[Saved entries]

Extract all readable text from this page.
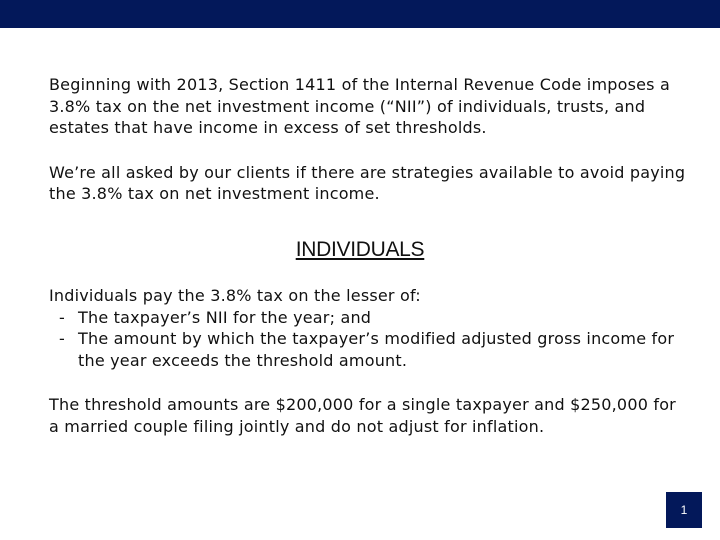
Beginning with 2013, Section 1411 of the Internal Revenue Code imposes a 3.8% tax on the net investment income (“NII”) of individuals, trusts, and estates that have income in excess of set thresholds.

We’re all asked by our clients if there are strategies available to avoid paying the 3.8% tax on net investment income.

INDIVIDUALS

Individuals pay the 3.8% tax on the lesser of:

- The taxpayer’s NII for the year; and
- The amount by which the taxpayer’s modified adjusted gross income for the year exceeds the threshold amount.

The threshold amounts are $200,000 for a single taxpayer and $250,000 for a married couple filing jointly and do not adjust for inflation.

1
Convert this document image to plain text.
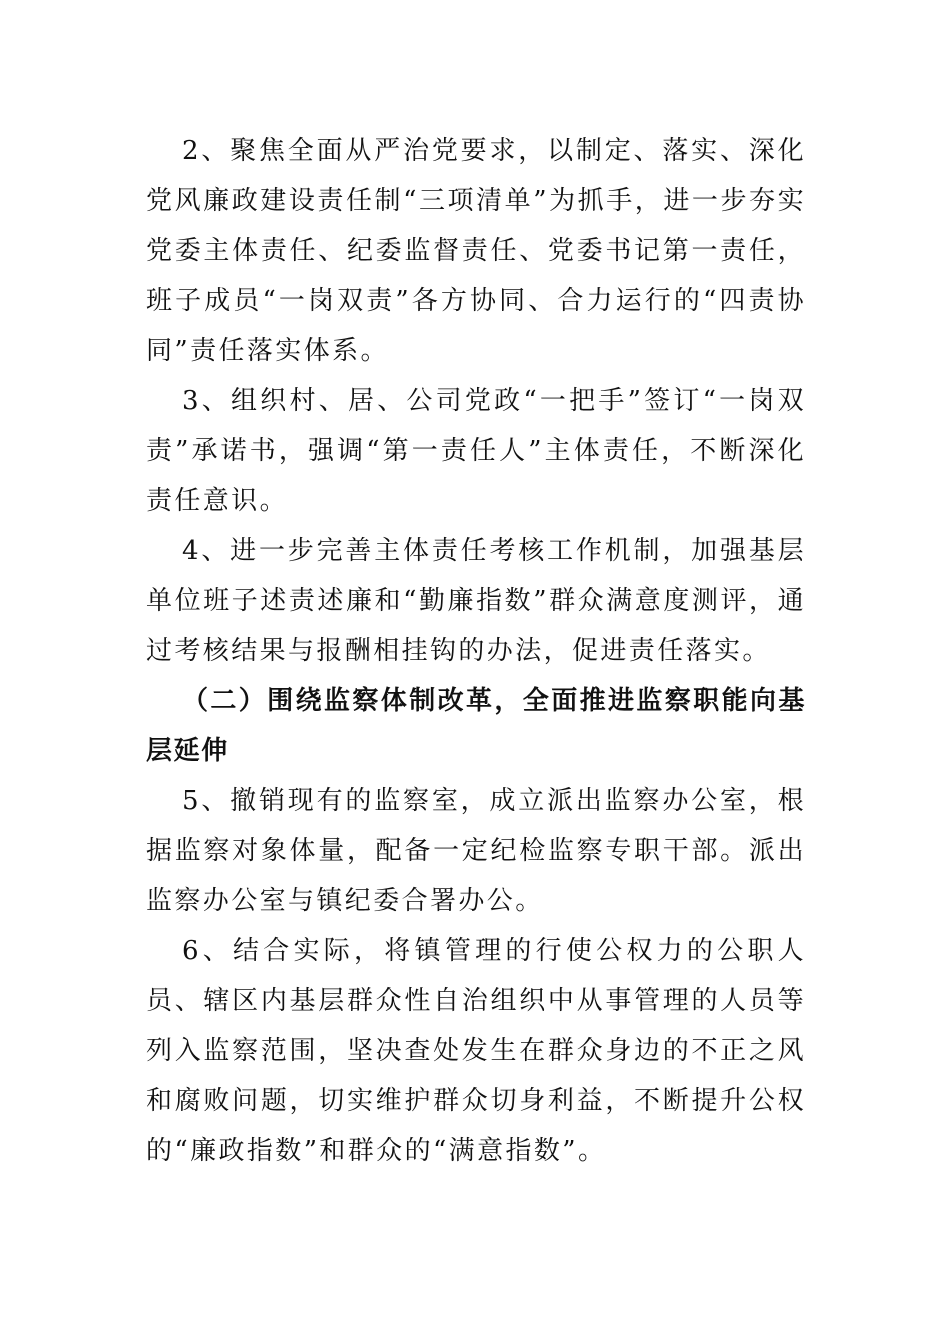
2、聚焦全面从严治党要求，以制定、落实、深化党风廉政建设责任制“三项清单”为抓手，进一步夯实党委主体责任、纪委监督责任、党委书记第一责任，班子成员“一岗双责”各方协同、合力运行的“四责协同”责任落实体系。

3、组织村、居、公司党政“一把手”签订“一岗双责”承诺书，强调“第一责任人”主体责任，不断深化责任意识。

4、进一步完善主体责任考核工作机制，加强基层单位班子述责述廉和“勤廉指数”群众满意度测评，通过考核结果与报酬相挂钩的办法，促进责任落实。

（二）围绕监察体制改革，全面推进监察职能向基层延伸

5、撤销现有的监察室，成立派出监察办公室，根据监察对象体量，配备一定纪检监察专职干部。派出监察办公室与镇纪委合署办公。

6、结合实际，将镇管理的行使公权力的公职人员、辖区内基层群众性自治组织中从事管理的人员等列入监察范围，坚决查处发生在群众身边的不正之风和腐败问题，切实维护群众切身利益，不断提升公权的“廉政指数”和群众的“满意指数”。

:: GIVEN REQUEST ::
Pictures are to be left out; the records above must be repeated word for word.

:: RESULT ::
Extract all readable text from this page.
Beginning with 2013, Section 1411 of the Internal Revenue Code imposes a 3.8% tax on the net investment income (“NII”) of individuals, trusts, and estates that have income in excess of set thresholds.

We’re all asked by our clients if there are strategies available to avoid paying the 3.8% tax on net investment income.

INDIVIDUALS

Individuals pay the 3.8% tax on the lesser of:

- The taxpayer’s NII for the year; and
- The amount by which the taxpayer’s modified adjusted gross income for the year exceeds the threshold amount.

The threshold amounts are $200,000 for a single taxpayer and $250,000 for a married couple filing jointly and do not adjust for inflation.

1
Convert this document image to plain text.
2、聚焦全面从严治党要求，以制定、落实、深化党风廉政建设责任制“三项清单”为抓手，进一步夯实党委主体责任、纪委监督责任、党委书记第一责任，班子成员“一岗双责”各方协同、合力运行的“四责协同”责任落实体系。

3、组织村、居、公司党政“一把手”签订“一岗双责”承诺书，强调“第一责任人”主体责任，不断深化责任意识。

4、进一步完善主体责任考核工作机制，加强基层单位班子述责述廉和“勤廉指数”群众满意度测评，通过考核结果与报酬相挂钩的办法，促进责任落实。

（二）围绕监察体制改革，全面推进监察职能向基层延伸

5、撤销现有的监察室，成立派出监察办公室，根据监察对象体量，配备一定纪检监察专职干部。派出监察办公室与镇纪委合署办公。

6、结合实际，将镇管理的行使公权力的公职人员、辖区内基层群众性自治组织中从事管理的人员等列入监察范围，坚决查处发生在群众身边的不正之风和腐败问题，切实维护群众切身利益，不断提升公权的“廉政指数”和群众的“满意指数”。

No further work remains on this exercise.